This is the mail archive of the java-discuss@sources.redhat.com mailing list for the Java project.


Index Nav: [Date Index] [Subject Index] [Author Index] [Thread Index]
Message Nav: [Date Prev] [Date Next] [Thread Prev] [Thread Next]

Re: Segment Register thread descriptor (was Re: Jv_AllocBytesChec ked)


"Boehm, Hans" <hans_boehm@hp.com> writes:

> 2) An inline function for retrieving such a thread id as fast as possible.

And where do you want to use this?

> 3) Some collection of atomic update primitives.  I could live with
> compare-and-swap as the only one.  There's a performance advantage to be
> gained from providing more, but it's much smaller than the difference
> between compare-and-swap and explicit locking.

This is already horribly complicated.  Since it would also have to
work on architectures (revisions) which don't have such primitives
built in it means you'll have to be able to emulate this.  But this
means you have to have special ways to define such atomically updated
objects.  In some case it'll not only be the object, you might have to
define a spinlock with it.  (Sometimes not even a spinlock is
sufficient.)

We have this problem in the thread library and it's ugly.  Exporting
this means putting this ugliness in stone.

As for the different functions, it's certainly possible to signal the
user which functions are natively available and which would have to be
emulated.  This would allow a user to write code perhaps in two
different ways, depending on what functionality is available.

>  	- There should be variants for at least int and long.

__MATERIAL SUPPLIED__
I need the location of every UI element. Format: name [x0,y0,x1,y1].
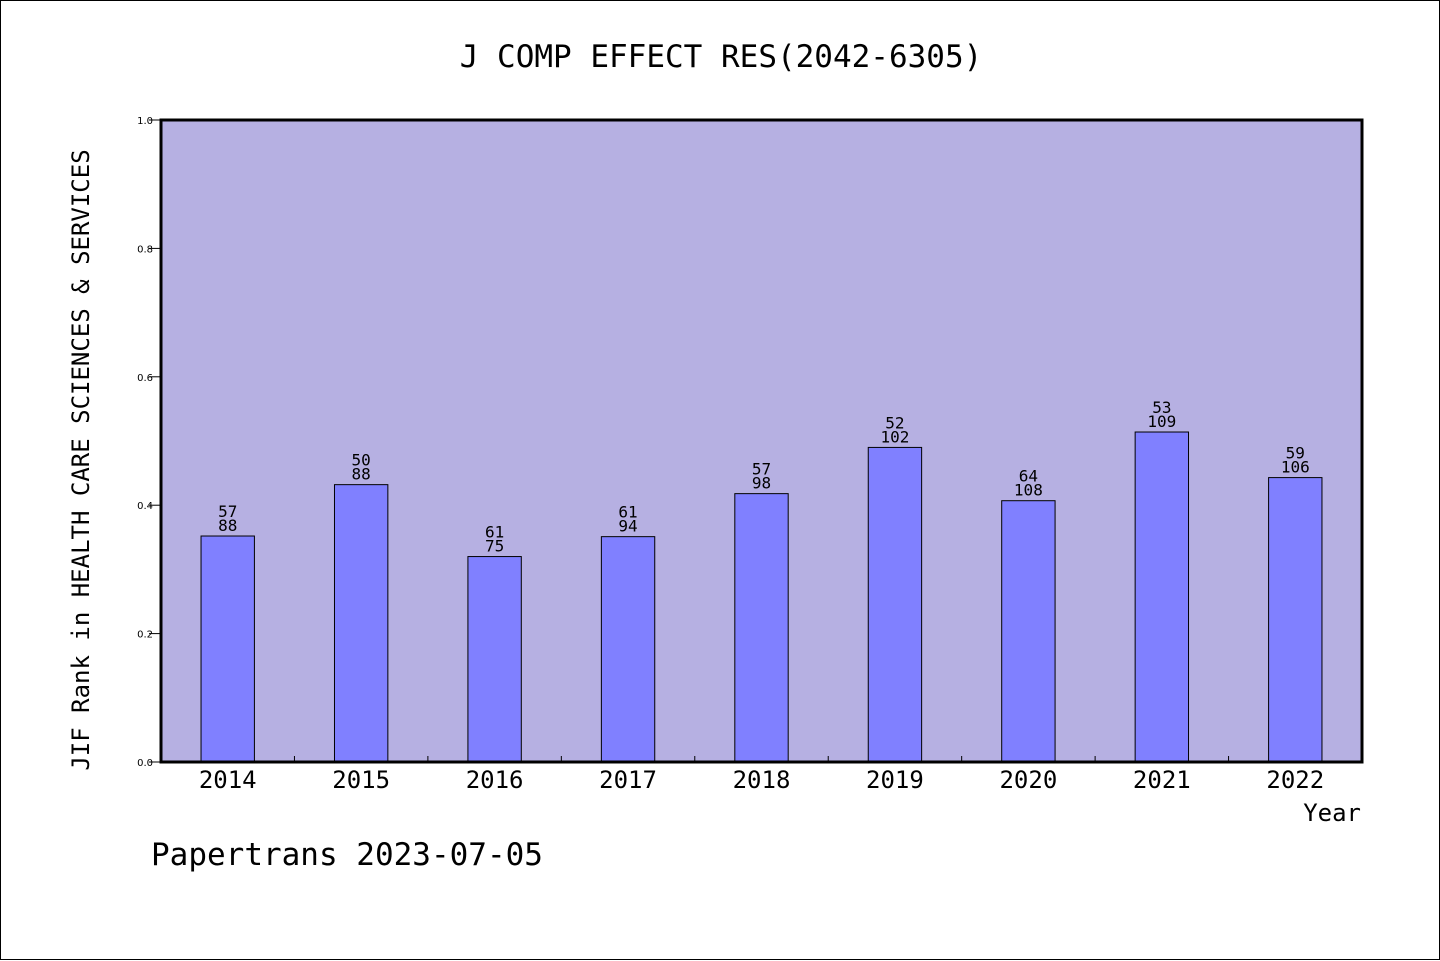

...

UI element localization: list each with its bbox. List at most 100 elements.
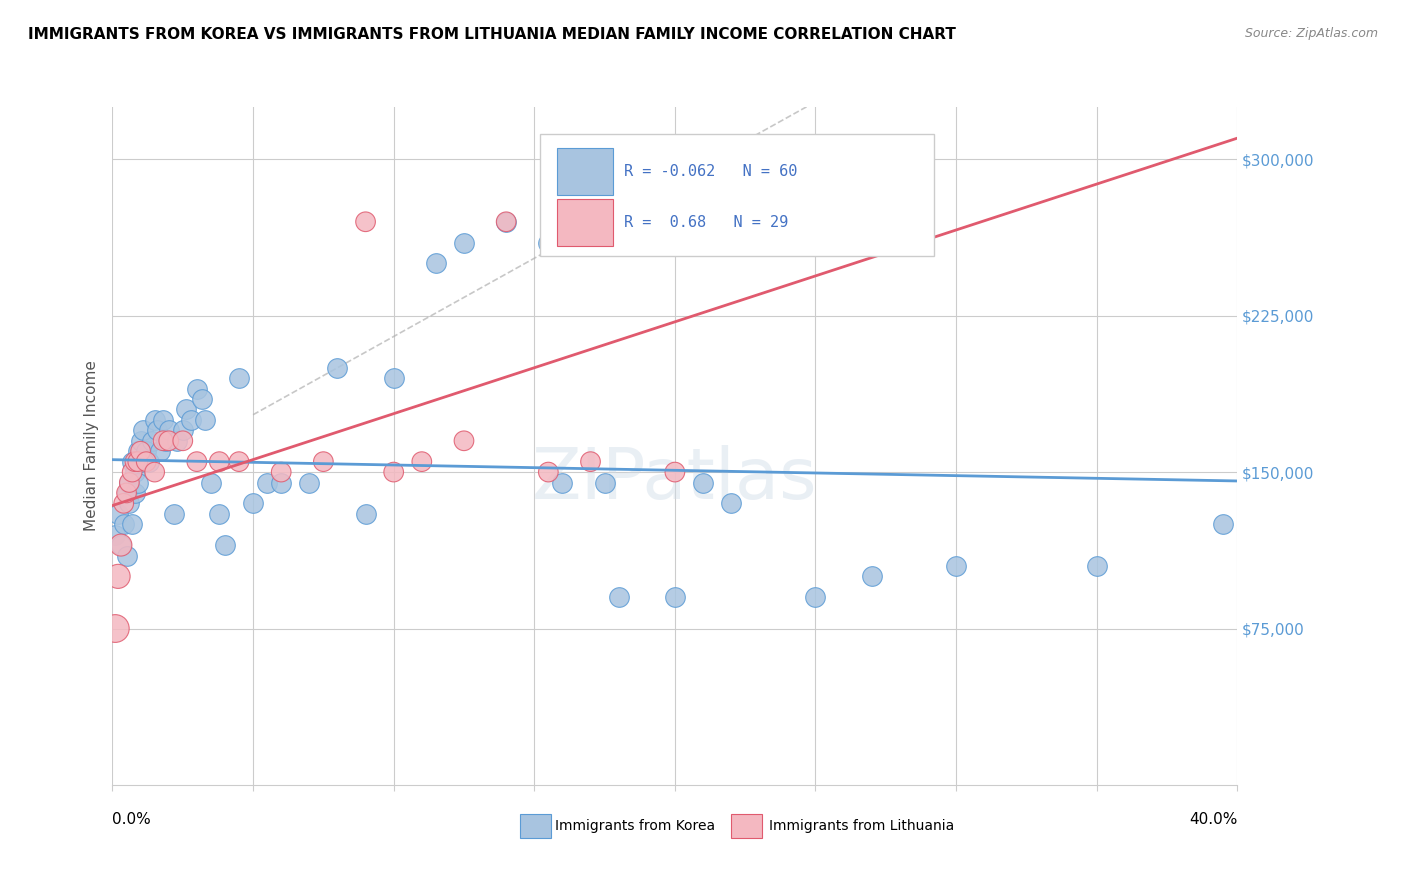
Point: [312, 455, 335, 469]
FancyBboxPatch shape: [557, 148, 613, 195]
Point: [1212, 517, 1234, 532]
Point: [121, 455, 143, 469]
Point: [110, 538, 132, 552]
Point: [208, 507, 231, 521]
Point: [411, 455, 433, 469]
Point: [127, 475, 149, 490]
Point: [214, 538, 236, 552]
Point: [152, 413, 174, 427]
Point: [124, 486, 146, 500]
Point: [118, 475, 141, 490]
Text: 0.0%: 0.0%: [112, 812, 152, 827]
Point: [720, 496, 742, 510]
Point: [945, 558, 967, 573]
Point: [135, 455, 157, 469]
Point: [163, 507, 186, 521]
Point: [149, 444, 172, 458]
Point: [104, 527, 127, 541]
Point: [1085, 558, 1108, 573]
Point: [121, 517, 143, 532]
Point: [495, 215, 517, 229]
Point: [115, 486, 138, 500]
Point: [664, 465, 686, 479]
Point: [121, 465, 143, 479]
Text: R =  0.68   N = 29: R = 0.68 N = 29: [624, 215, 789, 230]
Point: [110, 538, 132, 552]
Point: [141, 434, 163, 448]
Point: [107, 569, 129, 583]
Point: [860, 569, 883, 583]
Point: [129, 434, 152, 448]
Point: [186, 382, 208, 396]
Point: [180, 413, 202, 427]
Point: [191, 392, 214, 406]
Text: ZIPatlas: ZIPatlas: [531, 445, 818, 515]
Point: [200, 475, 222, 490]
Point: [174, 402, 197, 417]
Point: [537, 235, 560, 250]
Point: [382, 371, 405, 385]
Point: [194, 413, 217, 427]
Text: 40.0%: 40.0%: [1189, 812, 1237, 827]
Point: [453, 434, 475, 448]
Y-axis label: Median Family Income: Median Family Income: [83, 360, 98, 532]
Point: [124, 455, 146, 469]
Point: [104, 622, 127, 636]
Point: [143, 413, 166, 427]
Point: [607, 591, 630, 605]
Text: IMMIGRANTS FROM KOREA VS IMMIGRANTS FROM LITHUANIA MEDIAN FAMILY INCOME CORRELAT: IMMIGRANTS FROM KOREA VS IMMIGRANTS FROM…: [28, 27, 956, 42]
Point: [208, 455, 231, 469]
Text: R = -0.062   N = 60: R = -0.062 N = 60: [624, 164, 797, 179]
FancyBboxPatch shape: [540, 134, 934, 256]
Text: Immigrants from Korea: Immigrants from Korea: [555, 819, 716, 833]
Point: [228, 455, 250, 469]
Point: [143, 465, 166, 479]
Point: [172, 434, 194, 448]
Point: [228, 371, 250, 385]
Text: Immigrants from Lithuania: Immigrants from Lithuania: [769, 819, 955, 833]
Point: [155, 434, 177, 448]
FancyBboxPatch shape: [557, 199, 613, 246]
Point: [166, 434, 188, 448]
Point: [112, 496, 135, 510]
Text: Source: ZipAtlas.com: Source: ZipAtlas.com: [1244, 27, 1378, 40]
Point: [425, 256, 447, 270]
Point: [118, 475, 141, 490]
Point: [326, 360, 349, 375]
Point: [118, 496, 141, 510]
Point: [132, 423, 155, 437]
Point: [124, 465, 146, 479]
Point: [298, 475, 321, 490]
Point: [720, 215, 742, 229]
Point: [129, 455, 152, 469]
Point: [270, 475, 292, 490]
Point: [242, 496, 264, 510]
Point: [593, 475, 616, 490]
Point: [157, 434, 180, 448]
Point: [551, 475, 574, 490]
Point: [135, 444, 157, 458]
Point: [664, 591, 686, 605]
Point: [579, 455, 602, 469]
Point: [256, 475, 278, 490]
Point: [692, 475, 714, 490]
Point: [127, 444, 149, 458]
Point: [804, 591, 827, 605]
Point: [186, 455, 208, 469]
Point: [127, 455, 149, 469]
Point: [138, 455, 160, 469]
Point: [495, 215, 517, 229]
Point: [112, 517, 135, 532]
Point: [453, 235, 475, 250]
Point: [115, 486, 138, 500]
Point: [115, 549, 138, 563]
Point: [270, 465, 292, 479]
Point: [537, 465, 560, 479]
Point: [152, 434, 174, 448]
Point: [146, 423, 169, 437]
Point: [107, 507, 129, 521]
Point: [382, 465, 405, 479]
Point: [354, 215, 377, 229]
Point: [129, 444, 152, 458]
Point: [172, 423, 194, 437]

__EXERCISE 1__
In two sentences, what does the mailing-list message argue?
__EXERCISE 2__
According to the mailing-list message, why would exporting atomic update primitives be a problem? Answer in one to three sentences.
__EXERCISE 3__
Can you extend the mailing-list message from its last line onward?

__ANSWER 1__
The message questions where a fast inline thread-id function would be used and argues that providing atomic update primitives is already very complicated, because on architectures lacking them they would have to be emulated, which requires special ways to define atomically updated objects and sometimes a spinlock. The thread library already has this ugly problem and exporting it would set it in stone, although users could be told which functions are natively available so they can write code differently depending on what exists.

__ANSWER 2__
They would have to work on architectures that lack such primitives, so they would need to be emulated, which requires special ways of defining atomically updated objects and sometimes an accompanying spinlock. The thread library already faces this ugly problem, and exporting it would put that ugliness in stone.

__ANSWER 3__
This is wrong.  All operations should be available only for intX_t and
uintX_t types (perhaps intmax_t and uintmax_t).  Additionally perhaps
the same for the int_fastX_t and uint_fastX_t types if this makes a
difference.

> 	- There should be variants that add different memory barrier
> properties.  The ones
> 	  I've found useful for compare-and-swap are:
> 		- none
> 		- acquire (later memory operations cannot move forward)
> 		- release (earlier memory operations cannot move backwards
> past the atomic op.)

The question is whether this is really all and whether it's useful to
make the differentiation at this high level at all.  There might be
new processor implementation which introduce even more variants.

> 	- They have a lock parameter, of a type declared in the header file.
> This parameter
> 	  is unused if the hardware provides the operation.  If the hardware
> fails to provide
> 	  the operation, the call attempts to acquire the lock for the
> duration of the operation.

This is very cumbersome.  The definitions should take care of this
themselves.  Again, look at what we have done in glibc.


> 4) Suitable macro definitions to allow locks for atomic operations to be
> introduced and used so
> that they disappear when they are not needed, e.g. a DECL_LOCK(name) macro
> to declare the lock,
> and a LOCK_ARG(name) macro to pass it if it's needed, or to pass zero
> otherwise.

Maybe this is what I meant above.  I am not sure, though.  In short,
one would need macros like

#define DEFVAR(type, var) \
   type var; \
   lock_type_t var##_lock

for an architecture without support for atomic operations and just

#define DEFVAR(type, var) \
   type var

otherwise.  The use macro can be

#define UPDATE(var, val) \
   lock (var##_lock);
   var = val;
   unlock (var##_lock)


> 5) A way to write to a memory location with release semantics, e.g. at the
> end of critical section entered with compare-and-swap.  (My impression is
> that on X86 this is just an assignment, but it requires some magic to tell
> the compiler not to move other operations past it.

This is actually showing quite dramatically how difficult it is to
have definitions which match everywhere.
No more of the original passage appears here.